___ RECORD EXTRACTS ___

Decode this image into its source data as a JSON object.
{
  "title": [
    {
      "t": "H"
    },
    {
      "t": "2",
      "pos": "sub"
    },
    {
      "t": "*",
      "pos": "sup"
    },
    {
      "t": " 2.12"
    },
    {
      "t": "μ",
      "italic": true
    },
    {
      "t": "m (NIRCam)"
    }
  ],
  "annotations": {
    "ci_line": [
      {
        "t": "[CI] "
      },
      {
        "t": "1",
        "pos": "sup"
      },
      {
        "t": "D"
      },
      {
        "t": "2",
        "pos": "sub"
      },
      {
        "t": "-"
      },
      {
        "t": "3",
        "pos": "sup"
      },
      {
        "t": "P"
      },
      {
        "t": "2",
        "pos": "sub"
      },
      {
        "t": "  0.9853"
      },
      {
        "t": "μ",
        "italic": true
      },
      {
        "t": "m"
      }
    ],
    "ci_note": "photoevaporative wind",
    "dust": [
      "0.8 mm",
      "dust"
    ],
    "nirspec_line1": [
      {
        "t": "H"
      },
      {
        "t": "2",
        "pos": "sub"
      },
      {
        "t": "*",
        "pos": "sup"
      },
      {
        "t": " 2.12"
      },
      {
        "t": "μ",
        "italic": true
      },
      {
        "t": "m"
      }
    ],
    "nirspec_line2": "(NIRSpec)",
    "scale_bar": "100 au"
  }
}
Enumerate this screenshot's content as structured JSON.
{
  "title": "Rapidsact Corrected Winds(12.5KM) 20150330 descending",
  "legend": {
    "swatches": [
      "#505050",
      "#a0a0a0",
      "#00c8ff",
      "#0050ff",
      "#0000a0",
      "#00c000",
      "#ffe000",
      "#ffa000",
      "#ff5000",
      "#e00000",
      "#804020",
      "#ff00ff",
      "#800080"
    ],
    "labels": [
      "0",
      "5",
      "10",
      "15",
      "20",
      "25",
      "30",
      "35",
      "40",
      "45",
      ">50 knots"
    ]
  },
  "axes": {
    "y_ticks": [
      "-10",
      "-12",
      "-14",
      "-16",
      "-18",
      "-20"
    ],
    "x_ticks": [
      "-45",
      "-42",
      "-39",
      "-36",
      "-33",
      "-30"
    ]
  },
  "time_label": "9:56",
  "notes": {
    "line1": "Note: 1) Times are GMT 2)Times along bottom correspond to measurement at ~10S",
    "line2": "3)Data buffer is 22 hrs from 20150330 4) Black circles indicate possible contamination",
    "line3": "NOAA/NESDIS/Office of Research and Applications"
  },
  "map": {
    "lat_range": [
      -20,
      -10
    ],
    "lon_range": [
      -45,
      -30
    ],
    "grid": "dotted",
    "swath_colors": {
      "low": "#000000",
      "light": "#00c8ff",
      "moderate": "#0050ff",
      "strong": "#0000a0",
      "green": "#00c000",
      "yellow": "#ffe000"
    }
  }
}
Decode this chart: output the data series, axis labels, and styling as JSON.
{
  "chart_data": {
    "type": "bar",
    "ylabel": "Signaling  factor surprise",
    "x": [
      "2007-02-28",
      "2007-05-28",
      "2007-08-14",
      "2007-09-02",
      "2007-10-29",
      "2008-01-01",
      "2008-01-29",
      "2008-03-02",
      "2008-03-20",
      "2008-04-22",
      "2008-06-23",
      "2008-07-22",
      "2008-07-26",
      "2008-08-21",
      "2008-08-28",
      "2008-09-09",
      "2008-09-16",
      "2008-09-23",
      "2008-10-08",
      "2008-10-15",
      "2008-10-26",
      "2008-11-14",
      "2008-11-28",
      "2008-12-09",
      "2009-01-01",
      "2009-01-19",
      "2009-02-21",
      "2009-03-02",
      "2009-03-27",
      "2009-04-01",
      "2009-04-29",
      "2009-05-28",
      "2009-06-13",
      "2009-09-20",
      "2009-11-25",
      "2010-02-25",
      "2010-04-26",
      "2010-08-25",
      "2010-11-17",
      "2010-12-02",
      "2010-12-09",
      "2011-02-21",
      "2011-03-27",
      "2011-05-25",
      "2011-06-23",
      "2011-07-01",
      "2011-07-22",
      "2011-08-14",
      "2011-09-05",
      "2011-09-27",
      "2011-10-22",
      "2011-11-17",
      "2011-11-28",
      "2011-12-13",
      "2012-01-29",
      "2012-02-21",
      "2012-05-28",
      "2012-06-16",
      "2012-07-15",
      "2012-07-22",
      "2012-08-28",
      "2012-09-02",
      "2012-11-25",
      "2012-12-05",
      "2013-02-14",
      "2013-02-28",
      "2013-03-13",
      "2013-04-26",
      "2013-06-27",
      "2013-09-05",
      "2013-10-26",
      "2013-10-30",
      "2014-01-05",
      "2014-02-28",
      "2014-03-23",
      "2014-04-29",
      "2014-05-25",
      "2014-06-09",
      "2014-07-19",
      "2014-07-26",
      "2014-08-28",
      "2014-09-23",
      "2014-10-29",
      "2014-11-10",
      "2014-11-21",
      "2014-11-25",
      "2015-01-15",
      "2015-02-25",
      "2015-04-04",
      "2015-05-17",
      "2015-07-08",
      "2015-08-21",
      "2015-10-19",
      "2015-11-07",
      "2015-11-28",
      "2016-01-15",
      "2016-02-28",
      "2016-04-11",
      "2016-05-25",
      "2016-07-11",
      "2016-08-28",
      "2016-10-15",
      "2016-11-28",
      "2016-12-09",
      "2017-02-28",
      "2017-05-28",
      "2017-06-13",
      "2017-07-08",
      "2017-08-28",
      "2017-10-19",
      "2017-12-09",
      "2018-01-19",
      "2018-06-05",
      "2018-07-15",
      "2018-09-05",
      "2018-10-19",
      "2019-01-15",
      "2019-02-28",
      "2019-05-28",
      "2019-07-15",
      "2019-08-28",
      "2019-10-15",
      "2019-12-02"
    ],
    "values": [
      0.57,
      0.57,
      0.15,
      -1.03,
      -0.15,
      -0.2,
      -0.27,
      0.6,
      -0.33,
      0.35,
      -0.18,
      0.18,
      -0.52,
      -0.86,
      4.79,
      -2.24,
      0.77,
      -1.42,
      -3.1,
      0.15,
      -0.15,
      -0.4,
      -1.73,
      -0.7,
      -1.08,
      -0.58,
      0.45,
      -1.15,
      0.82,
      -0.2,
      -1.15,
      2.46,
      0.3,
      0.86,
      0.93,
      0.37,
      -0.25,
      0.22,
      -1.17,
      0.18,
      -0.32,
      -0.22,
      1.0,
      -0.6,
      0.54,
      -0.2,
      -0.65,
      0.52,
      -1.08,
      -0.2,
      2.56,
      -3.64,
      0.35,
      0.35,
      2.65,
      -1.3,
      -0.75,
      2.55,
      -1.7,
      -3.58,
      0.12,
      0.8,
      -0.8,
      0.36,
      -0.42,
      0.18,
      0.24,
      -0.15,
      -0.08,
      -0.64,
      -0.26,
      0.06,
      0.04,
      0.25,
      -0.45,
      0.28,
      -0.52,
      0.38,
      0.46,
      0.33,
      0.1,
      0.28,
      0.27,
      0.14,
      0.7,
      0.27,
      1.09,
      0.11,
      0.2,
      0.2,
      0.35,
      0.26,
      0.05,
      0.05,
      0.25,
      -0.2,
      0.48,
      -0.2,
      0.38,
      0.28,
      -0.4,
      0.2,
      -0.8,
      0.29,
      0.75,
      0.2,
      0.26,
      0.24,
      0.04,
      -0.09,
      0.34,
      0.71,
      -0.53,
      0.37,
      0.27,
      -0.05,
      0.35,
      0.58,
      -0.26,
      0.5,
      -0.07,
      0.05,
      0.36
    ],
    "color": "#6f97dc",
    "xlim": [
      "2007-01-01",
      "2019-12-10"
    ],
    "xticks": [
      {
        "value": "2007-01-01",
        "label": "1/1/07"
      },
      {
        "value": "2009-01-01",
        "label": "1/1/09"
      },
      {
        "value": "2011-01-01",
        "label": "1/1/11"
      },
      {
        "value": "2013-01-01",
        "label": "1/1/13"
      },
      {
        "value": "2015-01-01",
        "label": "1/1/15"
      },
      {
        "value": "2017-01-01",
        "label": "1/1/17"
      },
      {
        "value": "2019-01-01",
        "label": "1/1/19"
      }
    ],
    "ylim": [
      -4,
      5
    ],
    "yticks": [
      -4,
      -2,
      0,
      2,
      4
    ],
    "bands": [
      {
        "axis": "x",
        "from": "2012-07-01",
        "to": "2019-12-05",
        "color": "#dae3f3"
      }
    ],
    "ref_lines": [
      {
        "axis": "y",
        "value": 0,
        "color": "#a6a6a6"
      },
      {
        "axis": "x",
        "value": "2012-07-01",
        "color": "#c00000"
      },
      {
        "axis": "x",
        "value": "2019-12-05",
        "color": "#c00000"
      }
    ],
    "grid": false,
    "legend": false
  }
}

___

_TASK TO CARRY OUT_: For the string "labels", count the lines of the entries above that include it; answer with the number only.

_TASK OUTPUT_: 2